TASK TO CARRY OUT: Within the listing below, the lines containing "Defense" are to be counted. Give the number only.
┏━━
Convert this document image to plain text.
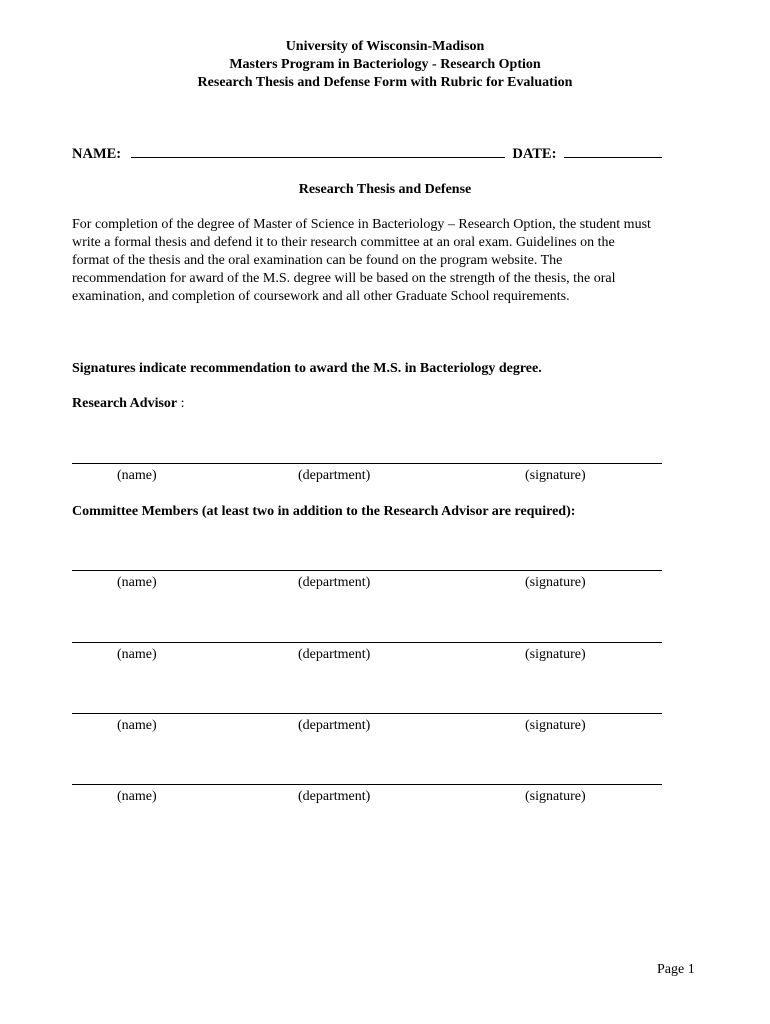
University of Wisconsin-Madison
Masters Program in Bacteriology - Research Option
Research Thesis and Defense Form with Rubric for Evaluation
NAME:	DATE:
Research Thesis and Defense
For completion of the degree of Master of Science in Bacteriology – Research Option, the student must
write a formal thesis and defend it to their research committee at an oral exam. Guidelines on the
format of the thesis and the oral examination can be found on the program website. The
recommendation for award of the M.S. degree will be based on the strength of the thesis, the oral
examination, and completion of coursework and all other Graduate School requirements.
Signatures indicate recommendation to award the M.S. in Bacteriology degree.
Research Advisor :
(name)	(department)	(signature)
Committee Members (at least two in addition to the Research Advisor are required):
(name)	(department)	(signature)
(name)	(department)	(signature)
(name)	(department)	(signature)
(name)	(department)	(signature)
Page 1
┗━━
EXERCISE SOLUTION: 2